Description of the task: Can you convert the lines in every one of the rows below into a numbered list, leaving out any blank lines?

++++ Dataset excerpts ++++

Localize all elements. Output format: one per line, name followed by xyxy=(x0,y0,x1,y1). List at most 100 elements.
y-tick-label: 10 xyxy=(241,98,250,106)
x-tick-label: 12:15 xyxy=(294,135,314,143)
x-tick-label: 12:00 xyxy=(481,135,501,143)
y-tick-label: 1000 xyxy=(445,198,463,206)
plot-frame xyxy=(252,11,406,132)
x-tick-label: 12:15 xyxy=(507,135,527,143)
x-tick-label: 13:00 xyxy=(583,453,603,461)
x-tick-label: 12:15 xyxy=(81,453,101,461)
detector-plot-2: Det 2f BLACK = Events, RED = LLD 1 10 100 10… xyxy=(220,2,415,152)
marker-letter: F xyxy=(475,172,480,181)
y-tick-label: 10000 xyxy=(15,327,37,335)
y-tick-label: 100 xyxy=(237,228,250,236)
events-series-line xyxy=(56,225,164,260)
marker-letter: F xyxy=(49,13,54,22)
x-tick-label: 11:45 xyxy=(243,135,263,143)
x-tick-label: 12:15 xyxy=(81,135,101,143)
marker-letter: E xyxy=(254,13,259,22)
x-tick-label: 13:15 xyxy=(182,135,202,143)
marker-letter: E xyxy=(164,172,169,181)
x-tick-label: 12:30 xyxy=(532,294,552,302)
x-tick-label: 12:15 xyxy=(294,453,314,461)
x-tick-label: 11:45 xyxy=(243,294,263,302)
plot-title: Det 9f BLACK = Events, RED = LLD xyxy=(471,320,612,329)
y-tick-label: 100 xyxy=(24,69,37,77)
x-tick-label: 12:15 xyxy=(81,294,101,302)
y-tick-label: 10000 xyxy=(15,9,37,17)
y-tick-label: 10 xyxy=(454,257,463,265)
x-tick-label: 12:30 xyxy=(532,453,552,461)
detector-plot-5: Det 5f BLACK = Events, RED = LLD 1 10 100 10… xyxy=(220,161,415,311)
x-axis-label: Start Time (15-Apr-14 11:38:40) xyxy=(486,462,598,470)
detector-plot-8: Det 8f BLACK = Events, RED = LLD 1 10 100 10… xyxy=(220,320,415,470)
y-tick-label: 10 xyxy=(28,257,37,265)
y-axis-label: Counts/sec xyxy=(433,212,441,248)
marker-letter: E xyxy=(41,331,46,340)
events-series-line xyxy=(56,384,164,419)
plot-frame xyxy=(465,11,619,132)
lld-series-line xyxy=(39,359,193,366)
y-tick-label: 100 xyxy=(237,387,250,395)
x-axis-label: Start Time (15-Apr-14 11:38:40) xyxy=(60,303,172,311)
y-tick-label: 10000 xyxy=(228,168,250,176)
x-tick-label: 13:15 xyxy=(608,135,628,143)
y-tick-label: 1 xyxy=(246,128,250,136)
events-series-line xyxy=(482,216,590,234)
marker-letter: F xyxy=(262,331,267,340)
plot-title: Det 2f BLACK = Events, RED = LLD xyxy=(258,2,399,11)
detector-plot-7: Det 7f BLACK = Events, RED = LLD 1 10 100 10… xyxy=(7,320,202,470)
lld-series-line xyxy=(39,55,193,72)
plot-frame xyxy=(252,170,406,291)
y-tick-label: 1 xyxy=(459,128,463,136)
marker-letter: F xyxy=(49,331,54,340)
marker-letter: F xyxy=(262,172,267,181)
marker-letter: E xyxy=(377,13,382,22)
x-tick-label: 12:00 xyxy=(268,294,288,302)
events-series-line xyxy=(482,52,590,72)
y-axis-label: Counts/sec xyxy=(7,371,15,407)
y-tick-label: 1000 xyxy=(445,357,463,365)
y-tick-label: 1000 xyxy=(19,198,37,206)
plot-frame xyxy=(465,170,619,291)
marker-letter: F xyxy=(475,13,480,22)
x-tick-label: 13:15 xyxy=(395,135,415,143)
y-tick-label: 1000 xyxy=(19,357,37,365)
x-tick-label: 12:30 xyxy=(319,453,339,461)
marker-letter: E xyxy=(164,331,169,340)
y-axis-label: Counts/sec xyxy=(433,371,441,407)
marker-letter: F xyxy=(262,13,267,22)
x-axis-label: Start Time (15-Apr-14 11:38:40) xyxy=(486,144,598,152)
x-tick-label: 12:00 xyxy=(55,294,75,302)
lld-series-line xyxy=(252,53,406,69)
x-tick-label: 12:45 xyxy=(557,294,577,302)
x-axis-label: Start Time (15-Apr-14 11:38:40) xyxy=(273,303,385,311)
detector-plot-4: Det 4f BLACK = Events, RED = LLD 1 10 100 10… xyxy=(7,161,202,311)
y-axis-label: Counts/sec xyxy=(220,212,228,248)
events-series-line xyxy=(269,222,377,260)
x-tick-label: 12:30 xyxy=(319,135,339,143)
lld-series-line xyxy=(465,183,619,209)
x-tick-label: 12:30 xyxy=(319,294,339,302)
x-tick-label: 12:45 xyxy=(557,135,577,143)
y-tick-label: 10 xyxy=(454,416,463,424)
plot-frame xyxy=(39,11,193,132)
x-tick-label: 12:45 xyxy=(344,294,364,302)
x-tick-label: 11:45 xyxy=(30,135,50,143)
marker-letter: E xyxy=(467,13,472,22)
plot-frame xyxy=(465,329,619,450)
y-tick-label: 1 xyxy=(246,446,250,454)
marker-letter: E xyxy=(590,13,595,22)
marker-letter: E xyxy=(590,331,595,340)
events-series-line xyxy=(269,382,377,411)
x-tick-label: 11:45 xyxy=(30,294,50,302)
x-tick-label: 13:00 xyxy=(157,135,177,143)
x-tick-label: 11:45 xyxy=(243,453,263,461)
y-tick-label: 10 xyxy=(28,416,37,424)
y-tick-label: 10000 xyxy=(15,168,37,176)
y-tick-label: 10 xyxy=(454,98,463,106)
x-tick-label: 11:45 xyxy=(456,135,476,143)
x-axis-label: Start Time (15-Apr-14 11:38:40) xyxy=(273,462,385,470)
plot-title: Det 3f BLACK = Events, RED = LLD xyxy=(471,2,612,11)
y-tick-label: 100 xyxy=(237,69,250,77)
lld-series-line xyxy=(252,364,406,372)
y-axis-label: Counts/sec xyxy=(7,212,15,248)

++++

Output for this exercise:
1. Localize all elements. Output format: one per line, name followed by xyxy=(x0,y0,x1,y1). List at most 100 elements.
2. y-tick-label: 10 xyxy=(241,98,250,106)
3. x-tick-label: 12:15 xyxy=(294,135,314,143)
4. x-tick-label: 12:00 xyxy=(481,135,501,143)
5. y-tick-label: 1000 xyxy=(445,198,463,206)
6. plot-frame xyxy=(252,11,406,132)
7. x-tick-label: 12:15 xyxy=(507,135,527,143)
8. x-tick-label: 13:00 xyxy=(583,453,603,461)
9. x-tick-label: 12:15 xyxy=(81,453,101,461)
10. detector-plot-2: Det 2f BLACK = Events, RED = LLD 1 10 100 10… xyxy=(220,2,415,152)
11. marker-letter: F xyxy=(475,172,480,181)
12. y-tick-label: 10000 xyxy=(15,327,37,335)
13. y-tick-label: 100 xyxy=(237,228,250,236)
14. events-series-line xyxy=(56,225,164,260)
15. marker-letter: F xyxy=(49,13,54,22)
16. x-tick-label: 11:45 xyxy=(243,135,263,143)
17. x-tick-label: 12:15 xyxy=(81,135,101,143)
18. marker-letter: E xyxy=(254,13,259,22)
19. x-tick-label: 13:15 xyxy=(182,135,202,143)
20. marker-letter: E xyxy=(164,172,169,181)
21. x-tick-label: 12:30 xyxy=(532,294,552,302)
22. x-tick-label: 12:15 xyxy=(294,453,314,461)
23. x-tick-label: 11:45 xyxy=(243,294,263,302)
24. plot-title: Det 9f BLACK = Events, RED = LLD xyxy=(471,320,612,329)
25. y-tick-label: 100 xyxy=(24,69,37,77)
26. x-tick-label: 12:15 xyxy=(81,294,101,302)
27. y-tick-label: 10000 xyxy=(15,9,37,17)
28. y-tick-label: 10 xyxy=(454,257,463,265)
29. x-tick-label: 12:30 xyxy=(532,453,552,461)
30. detector-plot-5: Det 5f BLACK = Events, RED = LLD 1 10 100 10… xyxy=(220,161,415,311)
31. x-axis-label: Start Time (15-Apr-14 11:38:40) xyxy=(486,462,598,470)
32. detector-plot-8: Det 8f BLACK = Events, RED = LLD 1 10 100 10… xyxy=(220,320,415,470)
33. y-tick-label: 10 xyxy=(28,257,37,265)
34. y-axis-label: Counts/sec xyxy=(433,212,441,248)
35. marker-letter: E xyxy=(41,331,46,340)
36. events-series-line xyxy=(56,384,164,419)
37. plot-frame xyxy=(465,11,619,132)
38. lld-series-line xyxy=(39,359,193,366)
39. y-tick-label: 100 xyxy=(237,387,250,395)
40. x-axis-label: Start Time (15-Apr-14 11:38:40) xyxy=(60,303,172,311)
41. y-tick-label: 10000 xyxy=(228,168,250,176)
42. x-tick-label: 13:15 xyxy=(608,135,628,143)
43. y-tick-label: 1 xyxy=(246,128,250,136)
44. events-series-line xyxy=(482,216,590,234)
45. marker-letter: F xyxy=(262,331,267,340)
46. plot-title: Det 2f BLACK = Events, RED = LLD xyxy=(258,2,399,11)
47. detector-plot-7: Det 7f BLACK = Events, RED = LLD 1 10 100 10… xyxy=(7,320,202,470)
48. lld-series-line xyxy=(39,55,193,72)
49. plot-frame xyxy=(252,170,406,291)
50. y-tick-label: 1 xyxy=(459,128,463,136)
51. marker-letter: F xyxy=(49,331,54,340)
52. marker-letter: F xyxy=(262,172,267,181)
53. marker-letter: E xyxy=(377,13,382,22)
54. x-tick-label: 12:00 xyxy=(268,294,288,302)
55. events-series-line xyxy=(482,52,590,72)
56. y-axis-label: Counts/sec xyxy=(7,371,15,407)
57. y-tick-label: 1000 xyxy=(445,357,463,365)
58. y-tick-label: 1000 xyxy=(19,198,37,206)
59. plot-frame xyxy=(465,170,619,291)
60. marker-letter: F xyxy=(475,13,480,22)
61. x-tick-label: 13:15 xyxy=(395,135,415,143)
62. y-tick-label: 1000 xyxy=(19,357,37,365)
63. x-tick-label: 12:30 xyxy=(319,453,339,461)
64. marker-letter: E xyxy=(164,331,169,340)
65. y-axis-label: Counts/sec xyxy=(433,371,441,407)
66. marker-letter: F xyxy=(262,13,267,22)
67. x-axis-label: Start Time (15-Apr-14 11:38:40) xyxy=(486,144,598,152)
68. x-tick-label: 12:00 xyxy=(55,294,75,302)
69. lld-series-line xyxy=(252,53,406,69)
70. x-tick-label: 12:45 xyxy=(557,294,577,302)
71. x-axis-label: Start Time (15-Apr-14 11:38:40) xyxy=(273,303,385,311)
72. detector-plot-4: Det 4f BLACK = Events, RED = LLD 1 10 100 10… xyxy=(7,161,202,311)
73. y-axis-label: Counts/sec xyxy=(220,212,228,248)
74. events-series-line xyxy=(269,222,377,260)
75. x-tick-label: 12:30 xyxy=(319,135,339,143)
76. lld-series-line xyxy=(465,183,619,209)
77. x-tick-label: 12:30 xyxy=(319,294,339,302)
78. x-tick-label: 12:45 xyxy=(557,135,577,143)
79. y-tick-label: 10 xyxy=(454,416,463,424)
80. plot-frame xyxy=(39,11,193,132)
81. x-tick-label: 12:45 xyxy=(344,294,364,302)
82. x-tick-label: 11:45 xyxy=(30,135,50,143)
83. marker-letter: E xyxy=(467,13,472,22)
84. plot-frame xyxy=(465,329,619,450)
85. y-tick-label: 1 xyxy=(246,446,250,454)
86. marker-letter: E xyxy=(590,13,595,22)
87. marker-letter: E xyxy=(590,331,595,340)
88. events-series-line xyxy=(269,382,377,411)
89. x-tick-label: 11:45 xyxy=(30,294,50,302)
90. x-tick-label: 13:00 xyxy=(157,135,177,143)
91. x-tick-label: 11:45 xyxy=(243,453,263,461)
92. y-tick-label: 10 xyxy=(28,416,37,424)
93. y-tick-label: 10000 xyxy=(15,168,37,176)
94. y-tick-label: 10 xyxy=(454,98,463,106)
95. x-tick-label: 11:45 xyxy=(456,135,476,143)
96. x-axis-label: Start Time (15-Apr-14 11:38:40) xyxy=(273,462,385,470)
97. plot-title: Det 3f BLACK = Events, RED = LLD xyxy=(471,2,612,11)
98. y-tick-label: 100 xyxy=(237,69,250,77)
99. lld-series-line xyxy=(252,364,406,372)
100. y-axis-label: Counts/sec xyxy=(7,212,15,248)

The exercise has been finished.